■ WHAT IS BEING ASKED
Quote every line of the material beneath this one.

■ RECORDS FOR PROCESSING

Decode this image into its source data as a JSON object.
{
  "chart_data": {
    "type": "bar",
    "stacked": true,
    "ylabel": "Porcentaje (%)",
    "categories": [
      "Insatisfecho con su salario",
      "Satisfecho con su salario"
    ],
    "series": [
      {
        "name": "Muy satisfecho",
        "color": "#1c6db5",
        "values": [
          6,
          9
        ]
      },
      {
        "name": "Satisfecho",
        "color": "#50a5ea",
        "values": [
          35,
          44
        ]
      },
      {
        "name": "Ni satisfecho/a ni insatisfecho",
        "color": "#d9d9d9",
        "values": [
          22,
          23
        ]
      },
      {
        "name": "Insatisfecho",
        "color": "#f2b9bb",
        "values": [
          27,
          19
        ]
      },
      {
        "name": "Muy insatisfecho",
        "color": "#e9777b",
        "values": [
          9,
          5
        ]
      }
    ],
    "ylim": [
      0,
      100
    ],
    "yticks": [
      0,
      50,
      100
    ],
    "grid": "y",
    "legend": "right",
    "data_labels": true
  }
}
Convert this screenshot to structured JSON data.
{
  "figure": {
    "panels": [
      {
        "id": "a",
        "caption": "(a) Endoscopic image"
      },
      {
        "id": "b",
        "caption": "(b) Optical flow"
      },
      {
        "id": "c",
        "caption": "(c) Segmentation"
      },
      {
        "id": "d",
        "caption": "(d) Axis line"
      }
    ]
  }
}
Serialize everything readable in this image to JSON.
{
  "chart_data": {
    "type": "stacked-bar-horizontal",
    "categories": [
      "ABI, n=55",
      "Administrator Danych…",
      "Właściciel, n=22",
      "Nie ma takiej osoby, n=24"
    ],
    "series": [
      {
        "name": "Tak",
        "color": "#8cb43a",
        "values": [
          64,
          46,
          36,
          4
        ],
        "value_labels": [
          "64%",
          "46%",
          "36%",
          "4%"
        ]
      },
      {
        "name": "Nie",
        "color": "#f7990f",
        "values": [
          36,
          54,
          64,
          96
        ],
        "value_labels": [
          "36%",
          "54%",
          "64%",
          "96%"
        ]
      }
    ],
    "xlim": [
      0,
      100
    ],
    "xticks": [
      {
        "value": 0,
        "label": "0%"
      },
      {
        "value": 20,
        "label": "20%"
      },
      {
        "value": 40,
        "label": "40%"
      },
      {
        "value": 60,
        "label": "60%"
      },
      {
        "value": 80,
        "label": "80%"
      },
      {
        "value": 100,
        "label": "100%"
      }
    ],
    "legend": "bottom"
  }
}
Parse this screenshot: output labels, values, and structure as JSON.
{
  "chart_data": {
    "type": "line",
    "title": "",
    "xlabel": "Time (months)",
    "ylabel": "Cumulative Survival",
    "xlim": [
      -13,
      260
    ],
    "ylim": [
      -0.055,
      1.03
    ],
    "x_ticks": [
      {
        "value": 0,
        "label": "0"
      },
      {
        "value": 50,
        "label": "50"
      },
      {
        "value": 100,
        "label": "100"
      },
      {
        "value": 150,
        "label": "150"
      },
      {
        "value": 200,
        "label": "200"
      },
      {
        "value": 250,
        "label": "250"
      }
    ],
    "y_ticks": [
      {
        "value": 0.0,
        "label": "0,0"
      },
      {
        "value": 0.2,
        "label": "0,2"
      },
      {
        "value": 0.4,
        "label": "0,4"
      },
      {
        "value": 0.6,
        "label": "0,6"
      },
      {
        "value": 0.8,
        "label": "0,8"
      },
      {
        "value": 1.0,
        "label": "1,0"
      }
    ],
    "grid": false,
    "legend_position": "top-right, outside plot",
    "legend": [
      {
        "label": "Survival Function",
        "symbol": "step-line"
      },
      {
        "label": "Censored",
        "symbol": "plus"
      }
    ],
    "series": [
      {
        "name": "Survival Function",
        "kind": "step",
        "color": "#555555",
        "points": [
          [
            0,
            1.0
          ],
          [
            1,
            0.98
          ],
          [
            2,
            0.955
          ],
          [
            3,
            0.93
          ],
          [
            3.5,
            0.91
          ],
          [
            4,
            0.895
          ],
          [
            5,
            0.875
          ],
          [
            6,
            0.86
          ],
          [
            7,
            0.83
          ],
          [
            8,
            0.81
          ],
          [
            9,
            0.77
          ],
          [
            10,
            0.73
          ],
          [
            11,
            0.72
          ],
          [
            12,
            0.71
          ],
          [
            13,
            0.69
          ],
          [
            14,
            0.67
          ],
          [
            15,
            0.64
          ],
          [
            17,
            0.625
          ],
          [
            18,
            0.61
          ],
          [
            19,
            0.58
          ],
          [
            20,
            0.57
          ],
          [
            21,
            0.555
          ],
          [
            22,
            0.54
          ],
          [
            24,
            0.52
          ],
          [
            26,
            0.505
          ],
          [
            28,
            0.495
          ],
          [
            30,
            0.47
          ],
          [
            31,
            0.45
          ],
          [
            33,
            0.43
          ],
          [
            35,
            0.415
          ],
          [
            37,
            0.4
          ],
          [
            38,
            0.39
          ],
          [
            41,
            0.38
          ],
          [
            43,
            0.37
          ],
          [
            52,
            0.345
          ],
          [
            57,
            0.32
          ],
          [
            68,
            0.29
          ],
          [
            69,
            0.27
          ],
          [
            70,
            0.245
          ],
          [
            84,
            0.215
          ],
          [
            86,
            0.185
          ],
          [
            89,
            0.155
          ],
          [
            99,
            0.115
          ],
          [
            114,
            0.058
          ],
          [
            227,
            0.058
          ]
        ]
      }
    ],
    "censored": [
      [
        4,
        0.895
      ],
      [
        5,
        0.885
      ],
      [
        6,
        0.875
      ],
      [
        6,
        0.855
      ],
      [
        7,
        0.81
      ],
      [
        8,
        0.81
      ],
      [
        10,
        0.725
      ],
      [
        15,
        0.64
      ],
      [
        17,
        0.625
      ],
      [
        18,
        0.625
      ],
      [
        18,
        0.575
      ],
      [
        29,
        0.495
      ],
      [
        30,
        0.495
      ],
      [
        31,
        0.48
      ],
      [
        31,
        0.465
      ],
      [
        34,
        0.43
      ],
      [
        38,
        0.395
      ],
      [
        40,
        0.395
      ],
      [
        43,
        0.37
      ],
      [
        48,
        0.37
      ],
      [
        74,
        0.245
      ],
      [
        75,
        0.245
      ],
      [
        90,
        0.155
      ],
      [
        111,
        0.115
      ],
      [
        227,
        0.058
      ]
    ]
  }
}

■ THE RESULT
Decode this image into its source data as a JSON object.
{
  "chart_data": {
    "type": "bar",
    "stacked": true,
    "ylabel": "Porcentaje (%)",
    "categories": [
      "Insatisfecho con su salario",
      "Satisfecho con su salario"
    ],
    "series": [
      {
        "name": "Muy satisfecho",
        "color": "#1c6db5",
        "values": [
          6,
          9
        ]
      },
      {
        "name": "Satisfecho",
        "color": "#50a5ea",
        "values": [
          35,
          44
        ]
      },
      {
        "name": "Ni satisfecho/a ni insatisfecho",
        "color": "#d9d9d9",
        "values": [
          22,
          23
        ]
      },
      {
        "name": "Insatisfecho",
        "color": "#f2b9bb",
        "values": [
          27,
          19
        ]
      },
      {
        "name": "Muy insatisfecho",
        "color": "#e9777b",
        "values": [
          9,
          5
        ]
      }
    ],
    "ylim": [
      0,
      100
    ],
    "yticks": [
      0,
      50,
      100
    ],
    "grid": "y",
    "legend": "right",
    "data_labels": true
  }
}
Convert this screenshot to structured JSON data.
{
  "figure": {
    "panels": [
      {
        "id": "a",
        "caption": "(a) Endoscopic image"
      },
      {
        "id": "b",
        "caption": "(b) Optical flow"
      },
      {
        "id": "c",
        "caption": "(c) Segmentation"
      },
      {
        "id": "d",
        "caption": "(d) Axis line"
      }
    ]
  }
}
Serialize everything readable in this image to JSON.
{
  "chart_data": {
    "type": "stacked-bar-horizontal",
    "categories": [
      "ABI, n=55",
      "Administrator Danych…",
      "Właściciel, n=22",
      "Nie ma takiej osoby, n=24"
    ],
    "series": [
      {
        "name": "Tak",
        "color": "#8cb43a",
        "values": [
          64,
          46,
          36,
          4
        ],
        "value_labels": [
          "64%",
          "46%",
          "36%",
          "4%"
        ]
      },
      {
        "name": "Nie",
        "color": "#f7990f",
        "values": [
          36,
          54,
          64,
          96
        ],
        "value_labels": [
          "36%",
          "54%",
          "64%",
          "96%"
        ]
      }
    ],
    "xlim": [
      0,
      100
    ],
    "xticks": [
      {
        "value": 0,
        "label": "0%"
      },
      {
        "value": 20,
        "label": "20%"
      },
      {
        "value": 40,
        "label": "40%"
      },
      {
        "value": 60,
        "label": "60%"
      },
      {
        "value": 80,
        "label": "80%"
      },
      {
        "value": 100,
        "label": "100%"
      }
    ],
    "legend": "bottom"
  }
}
Parse this screenshot: output labels, values, and structure as JSON.
{
  "chart_data": {
    "type": "line",
    "title": "",
    "xlabel": "Time (months)",
    "ylabel": "Cumulative Survival",
    "xlim": [
      -13,
      260
    ],
    "ylim": [
      -0.055,
      1.03
    ],
    "x_ticks": [
      {
        "value": 0,
        "label": "0"
      },
      {
        "value": 50,
        "label": "50"
      },
      {
        "value": 100,
        "label": "100"
      },
      {
        "value": 150,
        "label": "150"
      },
      {
        "value": 200,
        "label": "200"
      },
      {
        "value": 250,
        "label": "250"
      }
    ],
    "y_ticks": [
      {
        "value": 0.0,
        "label": "0,0"
      },
      {
        "value": 0.2,
        "label": "0,2"
      },
      {
        "value": 0.4,
        "label": "0,4"
      },
      {
        "value": 0.6,
        "label": "0,6"
      },
      {
        "value": 0.8,
        "label": "0,8"
      },
      {
        "value": 1.0,
        "label": "1,0"
      }
    ],
    "grid": false,
    "legend_position": "top-right, outside plot",
    "legend": [
      {
        "label": "Survival Function",
        "symbol": "step-line"
      },
      {
        "label": "Censored",
        "symbol": "plus"
      }
    ],
    "series": [
      {
        "name": "Survival Function",
        "kind": "step",
        "color": "#555555",
        "points": [
          [
            0,
            1.0
          ],
          [
            1,
            0.98
          ],
          [
            2,
            0.955
          ],
          [
            3,
            0.93
          ],
          [
            3.5,
            0.91
          ],
          [
            4,
            0.895
          ],
          [
            5,
            0.875
          ],
          [
            6,
            0.86
          ],
          [
            7,
            0.83
          ],
          [
            8,
            0.81
          ],
          [
            9,
            0.77
          ],
          [
            10,
            0.73
          ],
          [
            11,
            0.72
          ],
          [
            12,
            0.71
          ],
          [
            13,
            0.69
          ],
          [
            14,
            0.67
          ],
          [
            15,
            0.64
          ],
          [
            17,
            0.625
          ],
          [
            18,
            0.61
          ],
          [
            19,
            0.58
          ],
          [
            20,
            0.57
          ],
          [
            21,
            0.555
          ],
          [
            22,
            0.54
          ],
          [
            24,
            0.52
          ],
          [
            26,
            0.505
          ],
          [
            28,
            0.495
          ],
          [
            30,
            0.47
          ],
          [
            31,
            0.45
          ],
          [
            33,
            0.43
          ],
          [
            35,
            0.415
          ],
          [
            37,
            0.4
          ],
          [
            38,
            0.39
          ],
          [
            41,
            0.38
          ],
          [
            43,
            0.37
          ],
          [
            52,
            0.345
          ],
          [
            57,
            0.32
          ],
          [
            68,
            0.29
          ],
          [
            69,
            0.27
          ],
          [
            70,
            0.245
          ],
          [
            84,
            0.215
          ],
          [
            86,
            0.185
          ],
          [
            89,
            0.155
          ],
          [
            99,
            0.115
          ],
          [
            114,
            0.058
          ],
          [
            227,
            0.058
          ]
        ]
      }
    ],
    "censored": [
      [
        4,
        0.895
      ],
      [
        5,
        0.885
      ],
      [
        6,
        0.875
      ],
      [
        6,
        0.855
      ],
      [
        7,
        0.81
      ],
      [
        8,
        0.81
      ],
      [
        10,
        0.725
      ],
      [
        15,
        0.64
      ],
      [
        17,
        0.625
      ],
      [
        18,
        0.625
      ],
      [
        18,
        0.575
      ],
      [
        29,
        0.495
      ],
      [
        30,
        0.495
      ],
      [
        31,
        0.48
      ],
      [
        31,
        0.465
      ],
      [
        34,
        0.43
      ],
      [
        38,
        0.395
      ],
      [
        40,
        0.395
      ],
      [
        43,
        0.37
      ],
      [
        48,
        0.37
      ],
      [
        74,
        0.245
      ],
      [
        75,
        0.245
      ],
      [
        90,
        0.155
      ],
      [
        111,
        0.115
      ],
      [
        227,
        0.058
      ]
    ]
  }
}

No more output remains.